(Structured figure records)

▽

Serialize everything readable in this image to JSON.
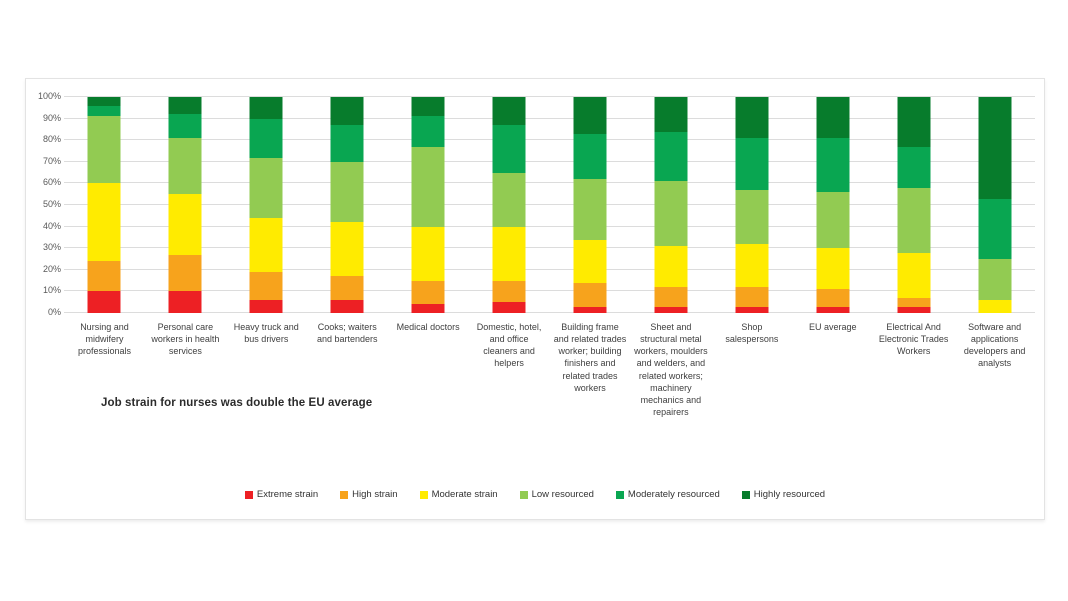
{
  "chart_data": {
    "type": "bar",
    "stacked": true,
    "orientation": "vertical",
    "grid": true,
    "ylim": [
      0,
      100
    ],
    "y_ticks": [
      "100%",
      "90%",
      "80%",
      "70%",
      "60%",
      "50%",
      "40%",
      "30%",
      "20%",
      "10%",
      "0%"
    ],
    "legend_position": "bottom",
    "annotation": "Job strain for nurses was double the EU average",
    "categories": [
      "Nursing and midwifery professionals",
      "Personal care workers in health services",
      "Heavy truck and bus drivers",
      "Cooks; waiters and bartenders",
      "Medical doctors",
      "Domestic, hotel, and office cleaners and helpers",
      "Building frame and related trades worker; building finishers and related trades workers",
      "Sheet and structural metal workers, moulders and welders, and related workers; machinery mechanics and repairers",
      "Shop salespersons",
      "EU average",
      "Electrical And Electronic Trades Workers",
      "Software and applications developers and analysts"
    ],
    "series": [
      {
        "name": "Extreme strain",
        "color": "#ed2024",
        "values": [
          10,
          10,
          6,
          6,
          4,
          5,
          3,
          3,
          3,
          3,
          3,
          0
        ]
      },
      {
        "name": "High strain",
        "color": "#f7a31c",
        "values": [
          14,
          17,
          13,
          11,
          11,
          10,
          11,
          9,
          9,
          8,
          4,
          0
        ]
      },
      {
        "name": "Moderate strain",
        "color": "#ffeb00",
        "values": [
          36,
          28,
          25,
          25,
          25,
          25,
          20,
          19,
          20,
          19,
          21,
          6
        ]
      },
      {
        "name": "Low resourced",
        "color": "#92cb52",
        "values": [
          31,
          26,
          28,
          28,
          37,
          25,
          28,
          30,
          25,
          26,
          30,
          19
        ]
      },
      {
        "name": "Moderately resourced",
        "color": "#09a651",
        "values": [
          5,
          11,
          18,
          17,
          14,
          22,
          21,
          23,
          24,
          25,
          19,
          28
        ]
      },
      {
        "name": "Highly resourced",
        "color": "#077c2c",
        "values": [
          4,
          8,
          10,
          13,
          9,
          13,
          17,
          16,
          19,
          19,
          23,
          47
        ]
      }
    ],
    "colors": {
      "gridline": "#dcdcdc",
      "axis_text": "#595959",
      "label_text": "#3f3f3f"
    }
  }
}
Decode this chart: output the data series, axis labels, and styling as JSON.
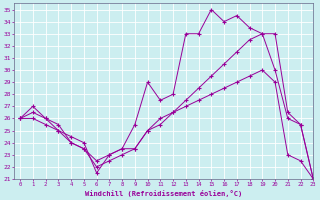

△

Reproduce the material word for word. Any pictures should be left out of the copy.

Serialize everything readable in this image to JSON.
{
  "chart_data": {
    "type": "bar",
    "stacked": true,
    "orientation": "vertical",
    "grid": true,
    "ylim": [
      0,
      100
    ],
    "y_ticks": [
      "100%",
      "90%",
      "80%",
      "70%",
      "60%",
      "50%",
      "40%",
      "30%",
      "20%",
      "10%",
      "0%"
    ],
    "legend_position": "bottom",
    "annotation": "Job strain for nurses was double the EU average",
    "categories": [
      "Nursing and midwifery professionals",
      "Personal care workers in health services",
      "Heavy truck and bus drivers",
      "Cooks; waiters and bartenders",
      "Medical doctors",
      "Domestic, hotel, and office cleaners and helpers",
      "Building frame and related trades worker; building finishers and related trades workers",
      "Sheet and structural metal workers, moulders and welders, and related workers; machinery mechanics and repairers",
      "Shop salespersons",
      "EU average",
      "Electrical And Electronic Trades Workers",
      "Software and applications developers and analysts"
    ],
    "series": [
      {
        "name": "Extreme strain",
        "color": "#ed2024",
        "values": [
          10,
          10,
          6,
          6,
          4,
          5,
          3,
          3,
          3,
          3,
          3,
          0
        ]
      },
      {
        "name": "High strain",
        "color": "#f7a31c",
        "values": [
          14,
          17,
          13,
          11,
          11,
          10,
          11,
          9,
          9,
          8,
          4,
          0
        ]
      },
      {
        "name": "Moderate strain",
        "color": "#ffeb00",
        "values": [
          36,
          28,
          25,
          25,
          25,
          25,
          20,
          19,
          20,
          19,
          21,
          6
        ]
      },
      {
        "name": "Low resourced",
        "color": "#92cb52",
        "values": [
          31,
          26,
          28,
          28,
          37,
          25,
          28,
          30,
          25,
          26,
          30,
          19
        ]
      },
      {
        "name": "Moderately resourced",
        "color": "#09a651",
        "values": [
          5,
          11,
          18,
          17,
          14,
          22,
          21,
          23,
          24,
          25,
          19,
          28
        ]
      },
      {
        "name": "Highly resourced",
        "color": "#077c2c",
        "values": [
          4,
          8,
          10,
          13,
          9,
          13,
          17,
          16,
          19,
          19,
          23,
          47
        ]
      }
    ],
    "colors": {
      "gridline": "#dcdcdc",
      "axis_text": "#595959",
      "label_text": "#3f3f3f"
    }
  }
}
Decode this chart: output the data series, axis labels, and styling as JSON.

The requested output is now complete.